◆ **Task statement**: Without including any pictures, copy each entry below exactly.

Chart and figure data
# # #
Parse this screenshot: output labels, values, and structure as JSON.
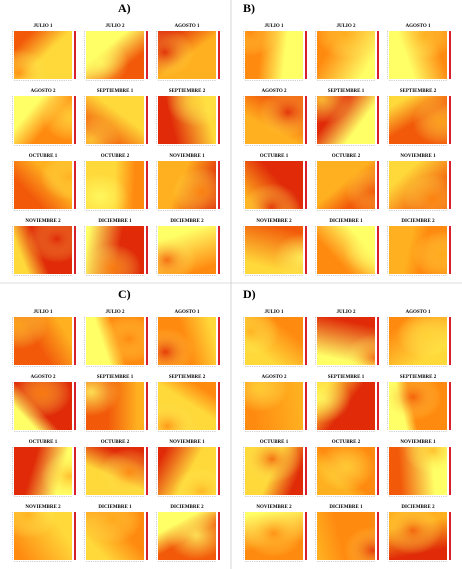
{
  "panels": [
    {
      "label": "A)",
      "maps": [
        "JULIO 1",
        "JULIO 2",
        "AGOSTO 1",
        "AGOSTO 2",
        "SEPTIEMBRE 1",
        "SEPTIEMBRE 2",
        "OCTUBRE 1",
        "OCTUBRE 2",
        "NOVIEMBRE 1",
        "NOVIEMBRE 2",
        "DICIEMBRE 1",
        "DICIEMBRE 2"
      ]
    },
    {
      "label": "B)",
      "maps": [
        "JULIO 1",
        "JULIO 2",
        "AGOSTO 1",
        "AGOSTO 2",
        "SEPTIEMBRE 1",
        "SEPTIEMBRE 2",
        "OCTUBRE 1",
        "OCTUBRE 2",
        "NOVIEMBRE 1",
        "NOVIEMBRE 2",
        "DICIEMBRE 1",
        "DICIEMBRE 2"
      ]
    },
    {
      "label": "C)",
      "maps": [
        "JULIO 1",
        "JULIO 2",
        "AGOSTO 1",
        "AGOSTO 2",
        "SEPTIEMBRE 1",
        "SEPTIEMBRE 2",
        "OCTUBRE 1",
        "OCTUBRE 2",
        "NOVIEMBRE 1",
        "NOVIEMBRE 2",
        "DICIEMBRE 1",
        "DICIEMBRE 2"
      ]
    },
    {
      "label": "D)",
      "maps": [
        "JULIO 1",
        "JULIO 2",
        "AGOSTO 1",
        "AGOSTO 2",
        "SEPTIEMBRE 1",
        "SEPTIEMBRE 2",
        "OCTUBRE 1",
        "OCTUBRE 2",
        "NOVIEMBRE 1",
        "NOVIEMBRE 2",
        "DICIEMBRE 1",
        "DICIEMBRE 2"
      ]
    }
  ]
}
# # #
◆ **Result for this exercise**:
Parse this screenshot: output labels, values, and structure as JSON.
{
  "panels": [
    {
      "label": "A)",
      "maps": [
        "JULIO 1",
        "JULIO 2",
        "AGOSTO 1",
        "AGOSTO 2",
        "SEPTIEMBRE 1",
        "SEPTIEMBRE 2",
        "OCTUBRE 1",
        "OCTUBRE 2",
        "NOVIEMBRE 1",
        "NOVIEMBRE 2",
        "DICIEMBRE 1",
        "DICIEMBRE 2"
      ]
    },
    {
      "label": "B)",
      "maps": [
        "JULIO 1",
        "JULIO 2",
        "AGOSTO 1",
        "AGOSTO 2",
        "SEPTIEMBRE 1",
        "SEPTIEMBRE 2",
        "OCTUBRE 1",
        "OCTUBRE 2",
        "NOVIEMBRE 1",
        "NOVIEMBRE 2",
        "DICIEMBRE 1",
        "DICIEMBRE 2"
      ]
    },
    {
      "label": "C)",
      "maps": [
        "JULIO 1",
        "JULIO 2",
        "AGOSTO 1",
        "AGOSTO 2",
        "SEPTIEMBRE 1",
        "SEPTIEMBRE 2",
        "OCTUBRE 1",
        "OCTUBRE 2",
        "NOVIEMBRE 1",
        "NOVIEMBRE 2",
        "DICIEMBRE 1",
        "DICIEMBRE 2"
      ]
    },
    {
      "label": "D)",
      "maps": [
        "JULIO 1",
        "JULIO 2",
        "AGOSTO 1",
        "AGOSTO 2",
        "SEPTIEMBRE 1",
        "SEPTIEMBRE 2",
        "OCTUBRE 1",
        "OCTUBRE 2",
        "NOVIEMBRE 1",
        "NOVIEMBRE 2",
        "DICIEMBRE 1",
        "DICIEMBRE 2"
      ]
    }
  ]
}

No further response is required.